### Aim a
Edit the records from their first line through the line containing "- day-detail: Sunrise: 6:47", replacing "day-number" with "date-label" and leaving everything else unchanged. Return only those lines.

### Selection
::::
There are four types of septic systems

 

            1. Conventional system

2. At-grade system

3. Mound system

4. Pretreatment system

 

Soil and Site Suitability

 

The Vermont Agency of Natural Resources (VANR) has set forth technical standards that every septic system must meet. Two main things considered are soil and site suitability. The soil must be well drained in order to use a conventional system or an at-grade system. Soils that are tend to have a higher water table, and water does not move through with ease, are prime soils for a mound system or pretreatment system. Once it has been established that the soils meet the VANR standards the next item of investigation is site suitability. There are several factors that can render a site useless for a septic system. The VANR requires that certain isolation distances shall be maintained in order to protect the health, and the environment. Water sources and any related piping is one of the most important things to protect with an isolation distance. A second thing that benefits from an isolation distance is a body of water. While isolation distances are very important when it comes to determining site suitability it is not the only thing. Another site component that is crucial in determining weather a septic system can be designed is the ground slope. These are the two main factors that determine what can be used for a septic system on a site.
::::
Annotated region listings:
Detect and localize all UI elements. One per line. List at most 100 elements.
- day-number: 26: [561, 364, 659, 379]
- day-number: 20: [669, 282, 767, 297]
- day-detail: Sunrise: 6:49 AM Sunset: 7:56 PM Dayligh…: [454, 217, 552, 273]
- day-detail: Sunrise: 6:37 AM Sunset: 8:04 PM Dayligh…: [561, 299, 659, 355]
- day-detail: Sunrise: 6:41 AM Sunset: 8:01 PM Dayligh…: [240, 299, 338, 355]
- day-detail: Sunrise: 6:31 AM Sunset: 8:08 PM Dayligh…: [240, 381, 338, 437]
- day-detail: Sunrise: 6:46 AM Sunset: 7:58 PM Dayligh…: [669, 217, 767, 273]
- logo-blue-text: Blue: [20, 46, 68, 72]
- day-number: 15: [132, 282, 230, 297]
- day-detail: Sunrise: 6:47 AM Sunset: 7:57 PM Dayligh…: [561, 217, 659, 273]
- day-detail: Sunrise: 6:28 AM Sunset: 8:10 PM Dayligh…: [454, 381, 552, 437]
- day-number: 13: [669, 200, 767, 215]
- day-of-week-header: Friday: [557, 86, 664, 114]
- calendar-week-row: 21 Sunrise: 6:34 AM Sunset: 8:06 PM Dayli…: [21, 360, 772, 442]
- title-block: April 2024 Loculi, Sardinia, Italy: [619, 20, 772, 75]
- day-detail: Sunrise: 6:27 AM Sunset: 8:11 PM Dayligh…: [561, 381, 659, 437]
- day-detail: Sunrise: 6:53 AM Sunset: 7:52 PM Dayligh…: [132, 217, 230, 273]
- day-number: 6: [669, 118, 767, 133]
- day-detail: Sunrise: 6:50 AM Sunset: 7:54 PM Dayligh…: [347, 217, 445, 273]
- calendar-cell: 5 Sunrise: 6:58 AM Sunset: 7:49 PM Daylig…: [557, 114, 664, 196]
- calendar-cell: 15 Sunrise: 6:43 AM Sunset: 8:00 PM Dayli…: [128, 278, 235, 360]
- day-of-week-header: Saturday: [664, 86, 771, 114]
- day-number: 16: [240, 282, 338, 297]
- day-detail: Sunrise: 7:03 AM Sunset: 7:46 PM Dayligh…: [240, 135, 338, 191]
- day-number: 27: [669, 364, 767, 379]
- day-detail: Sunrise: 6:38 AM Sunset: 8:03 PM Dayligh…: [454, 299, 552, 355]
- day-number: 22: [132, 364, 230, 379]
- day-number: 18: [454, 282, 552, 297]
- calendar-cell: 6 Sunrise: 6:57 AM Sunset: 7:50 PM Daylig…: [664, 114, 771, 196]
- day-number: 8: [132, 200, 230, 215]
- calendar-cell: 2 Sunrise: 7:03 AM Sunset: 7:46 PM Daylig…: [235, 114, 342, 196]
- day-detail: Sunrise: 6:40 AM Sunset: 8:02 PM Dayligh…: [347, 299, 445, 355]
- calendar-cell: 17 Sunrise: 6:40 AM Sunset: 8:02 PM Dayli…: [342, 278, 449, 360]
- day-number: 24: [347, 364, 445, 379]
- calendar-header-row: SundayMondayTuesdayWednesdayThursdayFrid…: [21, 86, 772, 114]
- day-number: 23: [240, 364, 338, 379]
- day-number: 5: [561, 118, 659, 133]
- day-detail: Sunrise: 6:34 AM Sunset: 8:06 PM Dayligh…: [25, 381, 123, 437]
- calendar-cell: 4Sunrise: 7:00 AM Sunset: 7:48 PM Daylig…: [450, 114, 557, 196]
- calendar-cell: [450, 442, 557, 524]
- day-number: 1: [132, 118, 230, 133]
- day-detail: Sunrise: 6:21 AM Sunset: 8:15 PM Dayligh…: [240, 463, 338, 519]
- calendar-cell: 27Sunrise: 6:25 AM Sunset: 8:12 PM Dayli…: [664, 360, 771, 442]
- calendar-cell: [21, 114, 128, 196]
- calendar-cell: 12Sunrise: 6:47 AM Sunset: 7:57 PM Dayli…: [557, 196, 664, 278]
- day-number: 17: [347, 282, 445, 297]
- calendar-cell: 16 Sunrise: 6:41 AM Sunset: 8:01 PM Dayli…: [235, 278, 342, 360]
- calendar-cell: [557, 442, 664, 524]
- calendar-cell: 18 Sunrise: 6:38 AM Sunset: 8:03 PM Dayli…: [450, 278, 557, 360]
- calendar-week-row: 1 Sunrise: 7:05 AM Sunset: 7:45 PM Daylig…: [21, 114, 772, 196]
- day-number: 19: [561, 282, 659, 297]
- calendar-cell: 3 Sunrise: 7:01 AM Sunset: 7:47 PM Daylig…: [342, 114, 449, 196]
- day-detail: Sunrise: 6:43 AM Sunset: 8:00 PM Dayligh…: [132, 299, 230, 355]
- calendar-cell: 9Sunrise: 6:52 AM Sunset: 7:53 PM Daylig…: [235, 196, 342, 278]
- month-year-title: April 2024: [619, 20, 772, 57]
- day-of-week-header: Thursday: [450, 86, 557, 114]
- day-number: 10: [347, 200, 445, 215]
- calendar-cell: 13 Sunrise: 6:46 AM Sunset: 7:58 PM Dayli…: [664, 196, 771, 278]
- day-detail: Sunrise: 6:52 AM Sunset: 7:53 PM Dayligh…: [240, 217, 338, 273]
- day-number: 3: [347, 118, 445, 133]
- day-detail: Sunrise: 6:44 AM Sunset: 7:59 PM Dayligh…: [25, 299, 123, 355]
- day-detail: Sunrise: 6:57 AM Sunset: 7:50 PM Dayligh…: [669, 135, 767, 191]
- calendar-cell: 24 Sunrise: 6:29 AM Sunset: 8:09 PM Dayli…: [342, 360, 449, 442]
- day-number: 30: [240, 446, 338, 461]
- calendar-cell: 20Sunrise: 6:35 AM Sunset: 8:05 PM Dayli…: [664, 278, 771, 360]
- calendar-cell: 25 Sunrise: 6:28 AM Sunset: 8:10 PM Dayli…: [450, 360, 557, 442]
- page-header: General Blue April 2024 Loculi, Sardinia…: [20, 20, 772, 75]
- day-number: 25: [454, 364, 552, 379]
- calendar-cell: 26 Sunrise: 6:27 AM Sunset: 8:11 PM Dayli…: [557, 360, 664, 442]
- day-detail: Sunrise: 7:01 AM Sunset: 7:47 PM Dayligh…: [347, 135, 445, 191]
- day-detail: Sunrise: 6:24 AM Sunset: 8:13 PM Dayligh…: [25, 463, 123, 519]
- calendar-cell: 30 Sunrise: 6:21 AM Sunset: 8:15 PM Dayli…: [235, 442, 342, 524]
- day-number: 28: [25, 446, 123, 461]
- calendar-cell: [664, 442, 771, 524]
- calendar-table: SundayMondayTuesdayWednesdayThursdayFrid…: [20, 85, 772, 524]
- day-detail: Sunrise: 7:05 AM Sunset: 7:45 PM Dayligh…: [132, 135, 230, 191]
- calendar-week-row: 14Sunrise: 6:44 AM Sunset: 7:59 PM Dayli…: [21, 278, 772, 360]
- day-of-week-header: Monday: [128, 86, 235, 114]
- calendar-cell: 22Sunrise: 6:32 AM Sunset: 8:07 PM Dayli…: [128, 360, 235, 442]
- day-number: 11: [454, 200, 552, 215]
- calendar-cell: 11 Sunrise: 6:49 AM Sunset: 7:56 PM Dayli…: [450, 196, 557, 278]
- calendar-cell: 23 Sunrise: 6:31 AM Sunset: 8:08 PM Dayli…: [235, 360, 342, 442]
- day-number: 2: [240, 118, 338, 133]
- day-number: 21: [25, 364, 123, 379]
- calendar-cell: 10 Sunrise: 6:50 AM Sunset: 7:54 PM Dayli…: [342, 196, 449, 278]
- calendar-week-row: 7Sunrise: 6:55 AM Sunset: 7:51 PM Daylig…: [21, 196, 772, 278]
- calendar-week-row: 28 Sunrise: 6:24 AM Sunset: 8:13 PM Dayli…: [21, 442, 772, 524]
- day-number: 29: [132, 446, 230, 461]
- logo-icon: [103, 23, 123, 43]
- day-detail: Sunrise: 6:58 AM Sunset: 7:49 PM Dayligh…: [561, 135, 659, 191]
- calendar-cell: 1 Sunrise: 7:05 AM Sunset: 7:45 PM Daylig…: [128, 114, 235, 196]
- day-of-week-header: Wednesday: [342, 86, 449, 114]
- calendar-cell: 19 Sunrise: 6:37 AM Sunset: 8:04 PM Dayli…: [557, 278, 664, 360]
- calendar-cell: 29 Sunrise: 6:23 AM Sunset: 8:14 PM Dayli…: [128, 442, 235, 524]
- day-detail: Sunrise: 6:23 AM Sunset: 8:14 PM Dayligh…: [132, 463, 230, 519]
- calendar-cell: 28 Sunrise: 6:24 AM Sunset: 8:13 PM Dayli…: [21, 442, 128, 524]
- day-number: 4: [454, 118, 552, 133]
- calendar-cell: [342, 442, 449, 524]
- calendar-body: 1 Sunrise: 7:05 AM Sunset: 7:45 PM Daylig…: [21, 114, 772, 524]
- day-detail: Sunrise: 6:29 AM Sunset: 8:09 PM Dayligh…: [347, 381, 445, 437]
::::
### Aim b
According to the passage on septic system suitability, what kind of soil is required to use a conventional system or an at-grade system?

### Full response a
Detect and localize all UI elements. One per line. List at most 100 elements.
- date-label: 26: [561, 364, 659, 379]
- date-label: 20: [669, 282, 767, 297]
- day-detail: Sunrise: 6:49 AM Sunset: 7:56 PM Dayligh…: [454, 217, 552, 273]
- day-detail: Sunrise: 6:37 AM Sunset: 8:04 PM Dayligh…: [561, 299, 659, 355]
- day-detail: Sunrise: 6:41 AM Sunset: 8:01 PM Dayligh…: [240, 299, 338, 355]
- day-detail: Sunrise: 6:31 AM Sunset: 8:08 PM Dayligh…: [240, 381, 338, 437]
- day-detail: Sunrise: 6:46 AM Sunset: 7:58 PM Dayligh…: [669, 217, 767, 273]
- logo-blue-text: Blue: [20, 46, 68, 72]
- date-label: 15: [132, 282, 230, 297]
- day-detail: Sunrise: 6:47 AM Sunset: 7:57 PM Dayligh…: [561, 217, 659, 273]

### Full response b
Well-drained soil.